*Work request*: Copy the passage of the Scala-versus-Java thread between "Solve functional problems" and "item : currentItems)", inclusive, substituting "matches" for each "result".

*Source extract*:
16
votes

I am totally into Scala as a language ... and still I struggle with why any company should switch from Java to Scala. Is Scala just syntatic sugar on top of the JVM or are there fundamental improvements in Scala over Java that would improve real world applications?

11
  • 4
    This got to have a duplicate somewhere.
    – user7043
    May 20, 2011 at 14:39
  • 2
    It sounds like you've used it (Scala) a lot (well, more than me) - what have you found in your personal experiences? May 20, 2011 at 14:39
  • I have seen questions like ... What do Java developers think of Scala, What should I do next as a Java developer, How do I kick-start my migration from Java to Scala ... but no where have I seen a question or an answer that focuses on the driving reasons for using Scala as a programming language for real world development. May 20, 2011 at 14:43
  • 1
    @delnan, at least on SO: stackoverflow.com/questions/6073517/…. @DakotahNorth, please do not cross post between SE sites - pick the forum best suited to your question and post only there. On other sites, your post will get closed down anyway, just as it happened with that one on SO. May 20, 2011 at 14:46
  • 1
    Here is another, almost exact duplicate on SO, with excellent answers: stackoverflow.com/questions/2683914/… May 20, 2011 at 14:56

5 Answers 5

19
votes

Disclaimer: I'm not a Scala guru.

Scala does two things extremely well which Java (currently) does not.

Solve functional problems

  • At the most basic level, Scala has fully fledged closures with collections support. This means you no longer have to write boiler plate code such as (shamelessly ripped off a DZone post)

    public List<Item> bought(User user)
    {
        List<Item> result = new ArrayList();
        for (Item item : currentItems)
        {
            if (user.bought(item))
            {
                result.add(item);
            }
        }
        return result;
    }
    

But instead write something like:

def bought(user: User) = items.filter(user bought _)
  • There's more functional love, but I'm not qualified to talk about it since I currently still suck at functional programming :)

Solve concurrency in a safer way

  • Scala has an actors model (+ some other goodness) which is inheritly safer than Java's mutable data + locks on Thread model (no matter how good the libs are getting, Java is still hindered by the language).

I can't honestly think of too much else that makes Scala stand head and shoulders above Java. Lots of small gains and improvements yes, but also far more rope to hang yourself with. YMMV

HTH a little

5
  • 3
    I would like to point out that akka (actor model) is available for both Scala and Java. See akka.io
    – Giorgio
    May 26, 2012 at 7:06
  • 5
    I like Scala and I am migrating to it from Java. Still it pisses me off when Java and Scala are compared and Scala developers try to write as verbose and multi line Java code as possible and try very hard to replace it with Scala one liner. Without loss of readability above Java code could fit in 5 lines , not 12
    – matt
    Apr 10, 2013 at 19:31
  • 2
    "Lots of small gains and improvements yes, but also far more rope to hang yourself with." +1
    – Rob
    Oct 16, 2013 at 19:28
  • @lucek Especially since the snippet uses C's curly braces convention instead of Java's :P
    – Andres F.

*Given records*:
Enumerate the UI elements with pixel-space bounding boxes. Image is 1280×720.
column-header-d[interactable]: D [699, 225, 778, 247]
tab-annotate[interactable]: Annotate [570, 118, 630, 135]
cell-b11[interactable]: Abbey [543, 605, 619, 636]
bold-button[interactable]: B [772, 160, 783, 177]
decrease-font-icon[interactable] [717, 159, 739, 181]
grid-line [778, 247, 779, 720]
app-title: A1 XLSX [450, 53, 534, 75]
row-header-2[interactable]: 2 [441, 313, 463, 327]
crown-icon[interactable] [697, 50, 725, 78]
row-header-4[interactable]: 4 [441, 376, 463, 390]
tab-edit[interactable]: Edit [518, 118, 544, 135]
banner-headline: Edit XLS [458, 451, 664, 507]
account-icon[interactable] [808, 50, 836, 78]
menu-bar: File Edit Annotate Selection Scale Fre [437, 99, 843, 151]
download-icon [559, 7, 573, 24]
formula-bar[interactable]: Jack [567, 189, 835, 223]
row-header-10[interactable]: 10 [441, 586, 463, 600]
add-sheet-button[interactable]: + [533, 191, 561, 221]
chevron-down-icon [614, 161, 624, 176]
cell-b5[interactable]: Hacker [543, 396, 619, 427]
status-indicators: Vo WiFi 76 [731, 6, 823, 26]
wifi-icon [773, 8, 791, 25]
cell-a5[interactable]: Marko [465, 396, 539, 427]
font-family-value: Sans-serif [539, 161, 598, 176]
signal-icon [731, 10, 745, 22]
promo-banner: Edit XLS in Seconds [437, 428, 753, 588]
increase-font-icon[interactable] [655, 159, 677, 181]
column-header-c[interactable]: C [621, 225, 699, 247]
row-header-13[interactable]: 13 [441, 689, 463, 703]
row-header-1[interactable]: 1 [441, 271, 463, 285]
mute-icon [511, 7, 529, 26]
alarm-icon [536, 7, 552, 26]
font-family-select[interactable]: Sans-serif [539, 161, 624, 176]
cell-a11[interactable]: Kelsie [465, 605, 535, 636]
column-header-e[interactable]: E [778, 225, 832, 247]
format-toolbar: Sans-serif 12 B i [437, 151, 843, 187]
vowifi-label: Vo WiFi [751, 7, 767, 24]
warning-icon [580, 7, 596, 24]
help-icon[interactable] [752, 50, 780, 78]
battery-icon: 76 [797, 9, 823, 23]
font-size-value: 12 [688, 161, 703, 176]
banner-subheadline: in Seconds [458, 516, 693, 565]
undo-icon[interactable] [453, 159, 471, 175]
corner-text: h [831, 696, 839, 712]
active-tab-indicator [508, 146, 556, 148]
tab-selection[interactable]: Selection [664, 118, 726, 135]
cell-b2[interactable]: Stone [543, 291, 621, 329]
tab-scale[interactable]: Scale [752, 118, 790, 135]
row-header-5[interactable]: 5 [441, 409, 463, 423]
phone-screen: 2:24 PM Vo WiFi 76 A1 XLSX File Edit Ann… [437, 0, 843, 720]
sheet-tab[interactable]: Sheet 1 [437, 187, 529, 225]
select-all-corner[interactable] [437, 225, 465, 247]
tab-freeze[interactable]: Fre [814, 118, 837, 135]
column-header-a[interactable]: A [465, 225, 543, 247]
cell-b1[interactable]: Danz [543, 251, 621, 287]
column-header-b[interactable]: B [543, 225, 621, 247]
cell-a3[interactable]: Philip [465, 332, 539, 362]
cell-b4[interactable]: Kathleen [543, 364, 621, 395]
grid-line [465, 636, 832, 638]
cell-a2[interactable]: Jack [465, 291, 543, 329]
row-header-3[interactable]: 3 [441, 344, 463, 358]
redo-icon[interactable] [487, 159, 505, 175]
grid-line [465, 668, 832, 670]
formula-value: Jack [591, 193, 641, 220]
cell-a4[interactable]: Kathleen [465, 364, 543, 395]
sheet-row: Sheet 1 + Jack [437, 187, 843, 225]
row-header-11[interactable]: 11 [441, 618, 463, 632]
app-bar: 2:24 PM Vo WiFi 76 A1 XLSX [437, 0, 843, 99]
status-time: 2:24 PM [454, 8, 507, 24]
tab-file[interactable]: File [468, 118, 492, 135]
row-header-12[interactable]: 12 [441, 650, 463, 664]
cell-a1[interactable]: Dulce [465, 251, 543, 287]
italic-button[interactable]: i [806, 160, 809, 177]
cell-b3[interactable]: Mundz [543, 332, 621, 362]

*Answer section*:
Solve functional problems

  • At the most basic level, Scala has fully fledged closures with collections support. This means you no longer have to write boiler plate code such as (shamelessly ripped off a DZone post)

    public List<Item> bought(User user)
    {
        List<Item> matches = new ArrayList();
        for (Item item : currentItems)